• Work required: Report back each line of the records that contains the string "Station".

** start **

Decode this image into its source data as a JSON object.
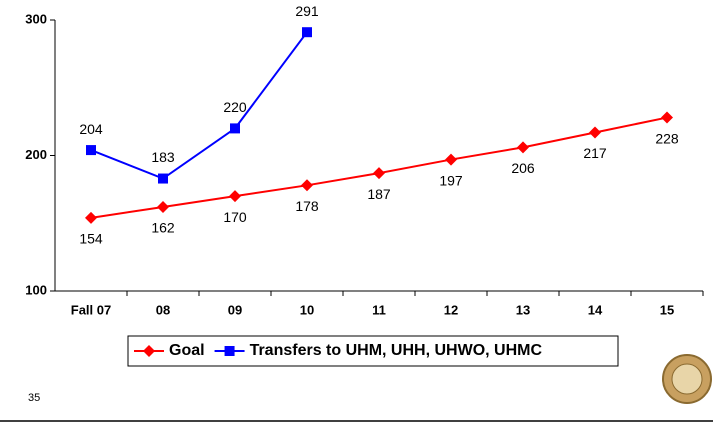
{
  "chart_data": {
    "type": "line",
    "categories": [
      "Fall 07",
      "08",
      "09",
      "10",
      "11",
      "12",
      "13",
      "14",
      "15"
    ],
    "series": [
      {
        "name": "Goal",
        "color": "#ff0000",
        "marker": "diamond",
        "values": [
          154,
          162,
          170,
          178,
          187,
          197,
          206,
          217,
          228
        ]
      },
      {
        "name": "Transfers to UHM, UHH, UHWO, UHMC",
        "color": "#0000ff",
        "marker": "square",
        "values": [
          204,
          183,
          220,
          291,
          null,
          null,
          null,
          null,
          null
        ]
      }
    ],
    "ylim": [
      100,
      300
    ],
    "yticks": [
      100,
      200,
      300
    ],
    "grid": false,
    "legend": "bottom"
  },
  "page_number": "35"
}
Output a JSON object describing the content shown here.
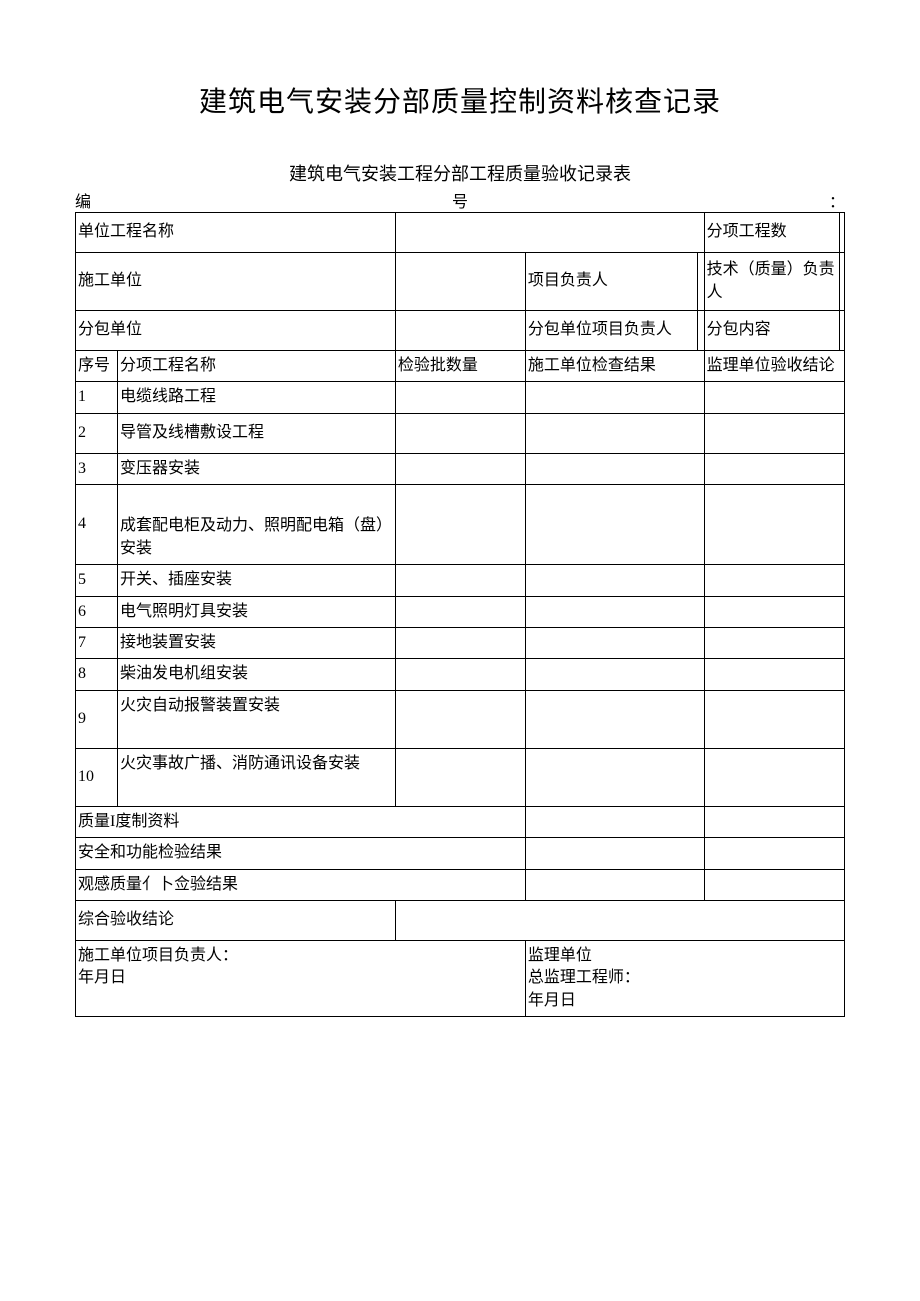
{
  "doc": {
    "main_title": "建筑电气安装分部质量控制资料核查记录",
    "sub_title": "建筑电气安装工程分部工程质量验收记录表",
    "number_prefix": "编",
    "number_mid": "号",
    "number_suffix": "："
  },
  "info": {
    "unit_project_label": "单位工程名称",
    "sub_project_count_label": "分项工程数",
    "construction_unit_label": "施工单位",
    "project_manager_label": "项目负责人",
    "tech_manager_label": "技术（质量）负责人",
    "subcontract_unit_label": "分包单位",
    "subcontract_manager_label": "分包单位项目负责人",
    "subcontract_content_label": "分包内容"
  },
  "headers": {
    "seq": "序号",
    "name": "分项工程名称",
    "qty": "检验批数量",
    "construction_result": "施工单位检查结果",
    "supervision_result": "监理单位验收结论"
  },
  "rows": [
    {
      "seq": "1",
      "name": "电缆线路工程"
    },
    {
      "seq": "2",
      "name": "导管及线槽敷设工程"
    },
    {
      "seq": "3",
      "name": "变压器安装"
    },
    {
      "seq": "4",
      "name": "成套配电柜及动力、照明配电箱（盘）安装"
    },
    {
      "seq": "5",
      "name": "开关、插座安装"
    },
    {
      "seq": "6",
      "name": "电气照明灯具安装"
    },
    {
      "seq": "7",
      "name": "接地装置安装"
    },
    {
      "seq": "8",
      "name": "柴油发电机组安装"
    },
    {
      "seq": "9",
      "name": "火灾自动报警装置安装"
    },
    {
      "seq": "10",
      "name": "火灾事故广播、消防通讯设备安装"
    }
  ],
  "summary": {
    "quality_material": "质量I度制资料",
    "safety_result": "安全和功能检验结果",
    "visual_result": "观感质量亻卜佥验结果",
    "conclusion_label": "综合验收结论"
  },
  "signatures": {
    "construction": "施工单位项目负责人：",
    "construction_date": "年月日",
    "supervision": "监理单位",
    "supervision_engineer": "总监理工程师：",
    "supervision_date": "年月日"
  },
  "style": {
    "bg": "#ffffff",
    "text": "#000000",
    "border": "#000000",
    "title_fontsize": 28,
    "subtitle_fontsize": 18,
    "body_fontsize": 16
  }
}
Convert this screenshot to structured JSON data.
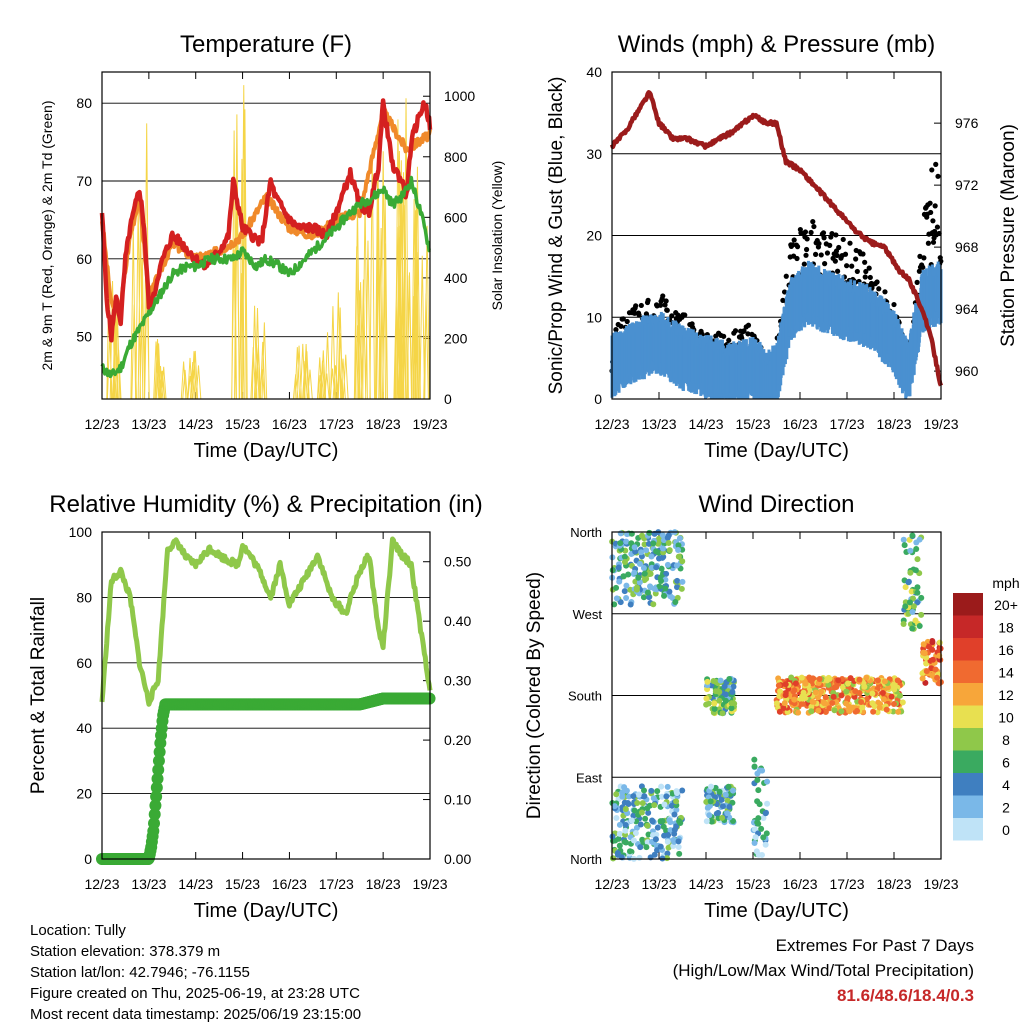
{
  "chart_data": [
    {
      "type": "line",
      "title": "Temperature (F)",
      "xlabel": "Time (Day/UTC)",
      "ylabel": "2m & 9m T (Red, Orange) & 2m Td (Green)",
      "y2label": "Solar Insolation (Yellow)",
      "x_ticks": [
        "12/23",
        "13/23",
        "14/23",
        "15/23",
        "16/23",
        "17/23",
        "18/23",
        "19/23"
      ],
      "ylim": [
        42,
        84
      ],
      "y_ticks": [
        50,
        60,
        70,
        80
      ],
      "y2lim": [
        0,
        1080
      ],
      "y2_ticks": [
        0,
        200,
        400,
        600,
        800,
        1000
      ],
      "grid": true,
      "series": [
        {
          "name": "2m T",
          "color": "#d42020",
          "x": [
            0,
            0.1,
            0.2,
            0.3,
            0.4,
            0.5,
            0.6,
            0.8,
            0.9,
            1.0,
            1.1,
            1.2,
            1.3,
            1.5,
            1.7,
            2.0,
            2.2,
            2.5,
            2.7,
            2.8,
            3.0,
            3.2,
            3.4,
            3.6,
            3.7,
            3.8,
            4.0,
            4.2,
            4.5,
            4.8,
            5.0,
            5.3,
            5.5,
            5.7,
            5.9,
            6.0,
            6.2,
            6.4,
            6.5,
            6.6,
            6.8,
            6.9,
            7.0
          ],
          "y": [
            66,
            55,
            50,
            55,
            52,
            60,
            64,
            69,
            64,
            54,
            55,
            58,
            60,
            63,
            62,
            60,
            59,
            61,
            63,
            70,
            64,
            63,
            62,
            70,
            68,
            67,
            65,
            64,
            64,
            63,
            66,
            71,
            67,
            66,
            72,
            80,
            72,
            70,
            68,
            75,
            79,
            80,
            77
          ]
        },
        {
          "name": "9m T",
          "color": "#f08a2a",
          "x": [
            0,
            0.2,
            0.4,
            0.6,
            0.8,
            1.0,
            1.5,
            2.0,
            2.5,
            3.0,
            3.5,
            4.0,
            4.5,
            5.0,
            5.5,
            6.0,
            6.5,
            7.0
          ],
          "y": [
            65,
            54,
            54,
            63,
            68,
            55,
            62,
            60,
            61,
            63,
            68,
            64,
            63,
            65,
            66,
            79,
            74,
            76
          ]
        },
        {
          "name": "2m Td",
          "color": "#3aaa35",
          "x": [
            0,
            0.2,
            0.4,
            0.6,
            0.8,
            1.0,
            1.2,
            1.5,
            1.8,
            2.0,
            2.3,
            2.5,
            2.8,
            3.0,
            3.3,
            3.5,
            3.8,
            4.0,
            4.5,
            5.0,
            5.3,
            5.5,
            5.8,
            6.0,
            6.2,
            6.4,
            6.5,
            6.6,
            6.8,
            7.0
          ],
          "y": [
            46,
            45,
            46,
            49,
            51,
            53,
            55,
            58,
            59,
            59,
            60,
            60,
            60,
            61,
            59,
            60,
            59,
            58,
            61,
            64,
            66,
            67,
            68,
            69,
            67,
            68,
            69,
            70,
            66,
            61
          ]
        },
        {
          "name": "Solar Insolation",
          "color": "#f5d547",
          "axis": "y2",
          "peaks": [
            [
              0.3,
              460
            ],
            [
              0.8,
              930
            ],
            [
              1.3,
              200
            ],
            [
              1.9,
              210
            ],
            [
              2.9,
              1060
            ],
            [
              3.4,
              310
            ],
            [
              4.3,
              200
            ],
            [
              4.8,
              250
            ],
            [
              5.1,
              370
            ],
            [
              5.6,
              700
            ],
            [
              5.9,
              870
            ],
            [
              6.3,
              930
            ],
            [
              6.5,
              1000
            ],
            [
              6.8,
              820
            ]
          ]
        }
      ]
    },
    {
      "type": "scatter",
      "title": "Winds (mph) & Pressure (mb)",
      "xlabel": "Time (Day/UTC)",
      "ylabel": "Sonic/Prop Wind & Gust (Blue, Black)",
      "y2label": "Station Pressure (Maroon)",
      "x_ticks": [
        "12/23",
        "13/23",
        "14/23",
        "15/23",
        "16/23",
        "17/23",
        "18/23",
        "19/23"
      ],
      "ylim": [
        0,
        40
      ],
      "y_ticks": [
        0,
        10,
        20,
        30,
        40
      ],
      "y2lim": [
        958.2,
        979.3
      ],
      "y2_ticks": [
        960,
        964,
        968,
        972,
        976
      ],
      "grid": true,
      "series": [
        {
          "name": "Wind",
          "color": "#4a90d0",
          "x": [
            0,
            0.5,
            1.0,
            1.5,
            2.0,
            2.5,
            3.0,
            3.3,
            3.5,
            3.8,
            4.2,
            4.5,
            5.0,
            5.5,
            6.0,
            6.3,
            6.6,
            7.0
          ],
          "y": [
            4,
            6,
            7,
            5,
            4,
            3,
            4,
            2,
            3,
            11,
            13,
            12,
            11,
            10,
            7,
            3,
            12,
            13
          ]
        },
        {
          "name": "Gust",
          "color": "#000000",
          "x": [
            0,
            0.5,
            1.0,
            1.5,
            2.0,
            2.5,
            3.0,
            3.3,
            3.5,
            3.8,
            4.2,
            4.5,
            5.0,
            5.5,
            6.0,
            6.3,
            6.6,
            6.8,
            7.0
          ],
          "y": [
            7,
            10,
            11,
            9,
            7,
            7,
            8,
            4,
            6,
            16,
            18,
            17,
            16,
            14,
            10,
            5,
            17,
            25,
            22
          ]
        },
        {
          "name": "Station Pressure",
          "color": "#9b1b1b",
          "axis": "y2",
          "x": [
            0,
            0.3,
            0.6,
            0.8,
            1.0,
            1.3,
            1.6,
            2.0,
            2.3,
            2.6,
            3.0,
            3.3,
            3.5,
            3.7,
            4.0,
            4.3,
            4.6,
            4.9,
            5.2,
            5.5,
            5.8,
            6.1,
            6.3,
            6.6,
            6.8,
            7.0
          ],
          "y": [
            974.5,
            975.5,
            977.0,
            978.0,
            976.0,
            975.0,
            975.0,
            974.5,
            975.0,
            975.5,
            976.5,
            976.0,
            976.0,
            973.5,
            973.0,
            972.0,
            971.0,
            970.0,
            969.0,
            968.3,
            968.0,
            966.5,
            966.0,
            964.0,
            962.0,
            959.0
          ]
        }
      ]
    },
    {
      "type": "line",
      "title": "Relative Humidity (%) & Precipitation (in)",
      "xlabel": "Time (Day/UTC)",
      "ylabel": "Percent & Total Rainfall",
      "x_ticks": [
        "12/23",
        "13/23",
        "14/23",
        "15/23",
        "16/23",
        "17/23",
        "18/23",
        "19/23"
      ],
      "ylim": [
        0,
        100
      ],
      "y_ticks": [
        0,
        20,
        40,
        60,
        80,
        100
      ],
      "y2lim": [
        0,
        0.55
      ],
      "y2_ticks": [
        "0.00",
        "0.10",
        "0.20",
        "0.30",
        "0.40",
        "0.50"
      ],
      "grid": true,
      "series": [
        {
          "name": "Relative Humidity",
          "color": "#8fc84a",
          "x": [
            0,
            0.2,
            0.4,
            0.6,
            0.8,
            1.0,
            1.2,
            1.4,
            1.6,
            1.8,
            2.0,
            2.3,
            2.6,
            2.9,
            3.0,
            3.2,
            3.4,
            3.6,
            3.8,
            4.0,
            4.3,
            4.6,
            4.9,
            5.2,
            5.5,
            5.7,
            5.9,
            6.0,
            6.2,
            6.4,
            6.6,
            6.8,
            7.0
          ],
          "y": [
            48,
            85,
            88,
            80,
            60,
            48,
            55,
            95,
            97,
            92,
            90,
            95,
            92,
            90,
            96,
            92,
            87,
            80,
            90,
            78,
            85,
            93,
            80,
            75,
            88,
            93,
            70,
            65,
            97,
            93,
            90,
            70,
            52
          ]
        },
        {
          "name": "Total Rainfall",
          "color": "#3aaa35",
          "axis": "y2",
          "x": [
            0,
            0.5,
            1.0,
            1.05,
            1.1,
            1.15,
            1.2,
            1.25,
            1.3,
            1.35,
            1.4,
            2.0,
            3.0,
            4.0,
            5.0,
            5.5,
            6.0,
            6.5,
            7.0
          ],
          "y": [
            0,
            0,
            0,
            0.02,
            0.05,
            0.1,
            0.15,
            0.2,
            0.24,
            0.26,
            0.26,
            0.26,
            0.26,
            0.26,
            0.26,
            0.26,
            0.27,
            0.27,
            0.27
          ]
        }
      ]
    },
    {
      "type": "scatter",
      "title": "Wind Direction",
      "xlabel": "Time (Day/UTC)",
      "ylabel": "Direction (Colored By Speed)",
      "x_ticks": [
        "12/23",
        "13/23",
        "14/23",
        "15/23",
        "16/23",
        "17/23",
        "18/23",
        "19/23"
      ],
      "y_ticks": [
        "North",
        "East",
        "South",
        "West",
        "North"
      ],
      "ylim": [
        0,
        360
      ],
      "grid": true,
      "legend": {
        "title": "mph",
        "labels": [
          "20+",
          "18",
          "16",
          "14",
          "12",
          "10",
          "8",
          "6",
          "4",
          "2",
          "0"
        ],
        "colors": [
          "#9b1b1b",
          "#c62828",
          "#e0402a",
          "#f06a30",
          "#f7a63a",
          "#e8e050",
          "#8fc84a",
          "#3aaa60",
          "#3f7fc0",
          "#7ab8e8",
          "#bfe3f7"
        ],
        "placement": "right"
      },
      "clusters": [
        {
          "x": [
            0.0,
            1.5
          ],
          "dir": [
            280,
            360
          ],
          "speed": 5
        },
        {
          "x": [
            0.0,
            1.5
          ],
          "dir": [
            0,
            80
          ],
          "speed": 4
        },
        {
          "x": [
            2.0,
            2.6
          ],
          "dir": [
            160,
            200
          ],
          "speed": 6
        },
        {
          "x": [
            2.0,
            2.6
          ],
          "dir": [
            40,
            80
          ],
          "speed": 4
        },
        {
          "x": [
            3.0,
            3.3
          ],
          "dir": [
            0,
            110
          ],
          "speed": 3
        },
        {
          "x": [
            3.5,
            6.2
          ],
          "dir": [
            160,
            200
          ],
          "speed": 12
        },
        {
          "x": [
            6.2,
            6.6
          ],
          "dir": [
            250,
            360
          ],
          "speed": 6
        },
        {
          "x": [
            6.6,
            7.0
          ],
          "dir": [
            190,
            240
          ],
          "speed": 14
        }
      ]
    }
  ],
  "info": {
    "location": "Location: Tully",
    "elevation": "Station elevation: 378.379 m",
    "latlon": "Station lat/lon: 42.7946; -76.1155",
    "created": "Figure created on Thu, 2025-06-19, at 23:28 UTC",
    "timestamp": "Most recent data timestamp: 2025/06/19 23:15:00"
  },
  "extremes": {
    "title": "Extremes For Past 7 Days",
    "subtitle": "(High/Low/Max Wind/Total Precipitation)",
    "values": "81.6/48.6/18.4/0.3"
  }
}
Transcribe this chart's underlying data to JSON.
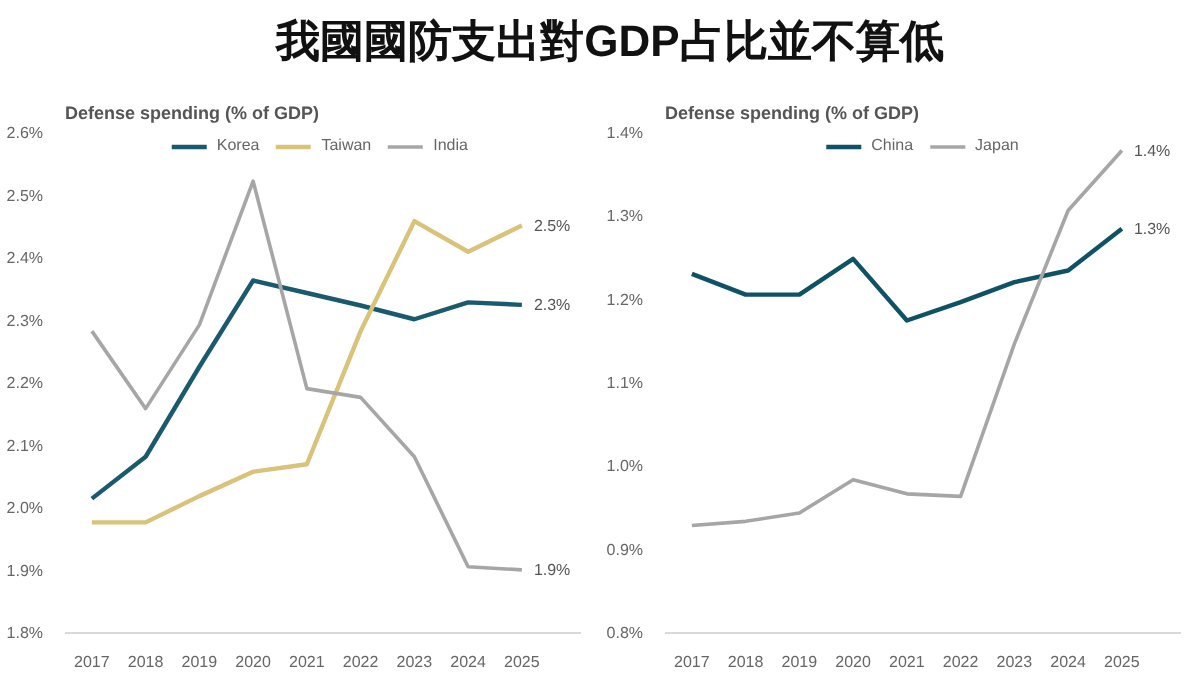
{
  "chart_data": [
    {
      "type": "line",
      "title": "我國國防支出對GDP占比並不算低",
      "subtitle": "Defense spending (% of GDP)",
      "categories": [
        "2017",
        "2018",
        "2019",
        "2020",
        "2021",
        "2022",
        "2023",
        "2024",
        "2025"
      ],
      "series": [
        {
          "name": "Korea",
          "color": "#1a5a6e",
          "values": [
            2.015,
            2.082,
            2.226,
            2.364,
            2.344,
            2.324,
            2.302,
            2.329,
            2.325
          ],
          "value_labels": [
            null,
            null,
            null,
            null,
            null,
            null,
            null,
            null,
            "2.3%"
          ]
        },
        {
          "name": "Taiwan",
          "color": "#d9c27a",
          "values": [
            1.977,
            1.977,
            2.019,
            2.058,
            2.07,
            2.283,
            2.459,
            2.41,
            2.452
          ],
          "value_labels": [
            null,
            null,
            null,
            null,
            null,
            null,
            null,
            null,
            "2.5%"
          ]
        },
        {
          "name": "India",
          "color": "#a6a6a6",
          "values": [
            2.283,
            2.159,
            2.293,
            2.523,
            2.191,
            2.177,
            2.082,
            1.906,
            1.901
          ],
          "value_labels": [
            null,
            null,
            null,
            null,
            null,
            null,
            null,
            null,
            "1.9%"
          ]
        }
      ],
      "ylim": [
        1.8,
        2.6
      ],
      "yticks": [
        {
          "value": 1.8,
          "label": "1.8%"
        },
        {
          "value": 1.9,
          "label": "1.9%"
        },
        {
          "value": 2.0,
          "label": "2.0%"
        },
        {
          "value": 2.1,
          "label": "2.1%"
        },
        {
          "value": 2.2,
          "label": "2.2%"
        },
        {
          "value": 2.3,
          "label": "2.3%"
        },
        {
          "value": 2.4,
          "label": "2.4%"
        },
        {
          "value": 2.5,
          "label": "2.5%"
        },
        {
          "value": 2.6,
          "label": "2.6%"
        }
      ],
      "grid": false,
      "legend": "top",
      "marker": "none",
      "line_style": "solid"
    },
    {
      "type": "line",
      "subtitle": "Defense spending (% of GDP)",
      "categories": [
        "2017",
        "2018",
        "2019",
        "2020",
        "2021",
        "2022",
        "2023",
        "2024",
        "2025"
      ],
      "series": [
        {
          "name": "China",
          "color": "#0f5266",
          "values": [
            1.231,
            1.206,
            1.206,
            1.249,
            1.175,
            1.197,
            1.221,
            1.235,
            1.285
          ],
          "value_labels": [
            null,
            null,
            null,
            null,
            null,
            null,
            null,
            null,
            "1.3%"
          ]
        },
        {
          "name": "Japan",
          "color": "#a6a6a6",
          "values": [
            0.929,
            0.934,
            0.944,
            0.984,
            0.967,
            0.964,
            1.147,
            1.307,
            1.379
          ],
          "value_labels": [
            null,
            null,
            null,
            null,
            null,
            null,
            null,
            null,
            "1.4%"
          ]
        }
      ],
      "ylim": [
        0.8,
        1.4
      ],
      "yticks": [
        {
          "value": 0.8,
          "label": "0.8%"
        },
        {
          "value": 0.9,
          "label": "0.9%"
        },
        {
          "value": 1.0,
          "label": "1.0%"
        },
        {
          "value": 1.1,
          "label": "1.1%"
        },
        {
          "value": 1.2,
          "label": "1.2%"
        },
        {
          "value": 1.3,
          "label": "1.3%"
        },
        {
          "value": 1.4,
          "label": "1.4%"
        }
      ],
      "grid": false,
      "legend": "top",
      "marker": "none",
      "line_style": "solid"
    }
  ]
}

** end **

• The answer:
      "y2label": "Station Pressure (Maroon)",
          "name": "Station Pressure",
    "elevation": "Station elevation: 378.379 m",
    "latlon": "Station lat/lon: 42.7946; -76.1155",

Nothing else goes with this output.